[BEGIN RECORDS TO PROCESS]
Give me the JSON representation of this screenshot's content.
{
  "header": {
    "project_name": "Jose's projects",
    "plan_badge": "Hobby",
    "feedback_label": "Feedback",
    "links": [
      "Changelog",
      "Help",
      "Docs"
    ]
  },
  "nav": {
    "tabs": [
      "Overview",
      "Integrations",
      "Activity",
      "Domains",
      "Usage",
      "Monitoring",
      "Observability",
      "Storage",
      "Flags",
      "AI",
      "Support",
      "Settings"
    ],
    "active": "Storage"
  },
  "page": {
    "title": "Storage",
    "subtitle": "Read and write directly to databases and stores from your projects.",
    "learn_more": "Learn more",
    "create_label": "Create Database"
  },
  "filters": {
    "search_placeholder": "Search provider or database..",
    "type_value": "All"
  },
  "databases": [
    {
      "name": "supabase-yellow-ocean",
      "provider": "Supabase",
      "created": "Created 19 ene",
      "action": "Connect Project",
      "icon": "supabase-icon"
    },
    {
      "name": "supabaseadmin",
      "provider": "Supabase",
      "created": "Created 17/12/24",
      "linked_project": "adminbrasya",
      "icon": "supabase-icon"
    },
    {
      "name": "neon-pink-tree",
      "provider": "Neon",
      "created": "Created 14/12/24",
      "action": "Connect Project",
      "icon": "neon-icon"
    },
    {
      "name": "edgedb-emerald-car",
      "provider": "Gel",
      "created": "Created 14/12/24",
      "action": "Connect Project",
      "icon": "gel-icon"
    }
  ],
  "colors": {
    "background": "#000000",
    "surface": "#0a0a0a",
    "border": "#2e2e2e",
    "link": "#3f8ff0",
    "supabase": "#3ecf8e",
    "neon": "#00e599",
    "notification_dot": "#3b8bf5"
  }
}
[END RECORDS TO PROCESS]
== TASK OBJECTIVE ==
Select the lines from the entries that include the word "databases".

== RESPONSE TO THIS EXERCISE ==
    "subtitle": "Read and write directly to databases and stores from your projects.",
  "databases": [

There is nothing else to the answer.